FRAGMENTO:
################

Siempre hay una dicotomía entre el impulso de hacer y la necesidad de detenerse a pensar si lo que se va a hacer, se va a hacer bien. El dilema ético se instala en la garganta del periodista justo cuando se presenta la oportunidad de presenciar el horror desde la primera línea. ¿Se trata de informar o de invadir? ¿De testificar o de profanar?


El pasado miércoles, cuando el fiscal general de la República, Alejandro Gertz Manero, anunció que abriría las puertas del Rancho Izaguirre en Jalisco —un lugar señalado como campo de exterminio por colectivos de búsqueda— y que permitiría el acceso a medios de comunicación al día siguiente, mi impulso natural fue decir: “yo quiero ir”. Escribí al departamento de Comunicación Social y busqué el vuelo más próximo desde la Ciudad de México. No soy ajena a ese reflejo profesional de estar donde ocurre lo que importa, aunque esa urgencia, a veces, tropiece con zonas oscuras de nuestra responsabilidad.

################

MATERIAL PROPORCIONADO:
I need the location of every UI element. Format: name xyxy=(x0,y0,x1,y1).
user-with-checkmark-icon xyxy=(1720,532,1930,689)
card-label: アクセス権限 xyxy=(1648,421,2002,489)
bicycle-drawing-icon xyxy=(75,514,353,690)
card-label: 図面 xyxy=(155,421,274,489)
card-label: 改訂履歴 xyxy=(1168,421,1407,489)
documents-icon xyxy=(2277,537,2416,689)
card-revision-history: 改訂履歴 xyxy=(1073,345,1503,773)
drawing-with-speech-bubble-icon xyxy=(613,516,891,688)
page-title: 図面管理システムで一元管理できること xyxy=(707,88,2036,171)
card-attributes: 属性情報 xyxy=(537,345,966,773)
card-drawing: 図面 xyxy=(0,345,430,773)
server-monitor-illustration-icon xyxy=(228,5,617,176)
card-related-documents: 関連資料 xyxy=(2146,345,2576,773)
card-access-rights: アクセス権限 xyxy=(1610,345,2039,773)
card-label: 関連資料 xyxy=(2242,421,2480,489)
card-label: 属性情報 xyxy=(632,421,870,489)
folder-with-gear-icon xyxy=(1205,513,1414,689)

################

CONJUNTO DE TAREAS:
**A.** Reproduce del fragmento el pasaje que va desde "El pasado miércoles, cuando" hasta "de nuestra responsabilidad.".
**B.** Según el fragmento, ¿por qué quien narra escribió al departamento de Comunicación Social y buscó el vuelo más próximo desde la Ciudad de México? Responde en una a tres oraciones.

LISTA DE SOLUCIONES:
**A.**
El pasado miércoles, cuando el fiscal general de la República, Alejandro Gertz Manero, anunció que abriría las puertas del Rancho Izaguirre en Jalisco —un lugar señalado como campo de exterminio por colectivos de búsqueda— y que permitiría el acceso a medios de comunicación al día siguiente, mi impulso natural fue decir: “yo quiero ir”. Escribí al departamento de Comunicación Social y busqué el vuelo más próximo desde la Ciudad de México. No soy ajena a ese reflejo profesional de estar donde ocurre lo que importa, aunque esa urgencia, a veces, tropiece con zonas oscuras de nuestra responsabilidad.

**B.** El fiscal general de la República, Alejandro Gertz Manero, anunció que abriría las puertas del Rancho Izaguirre en Jalisco y que permitiría el acceso a medios de comunicación al día siguiente. Ante ese anuncio, el impulso natural de quien narra fue querer ir.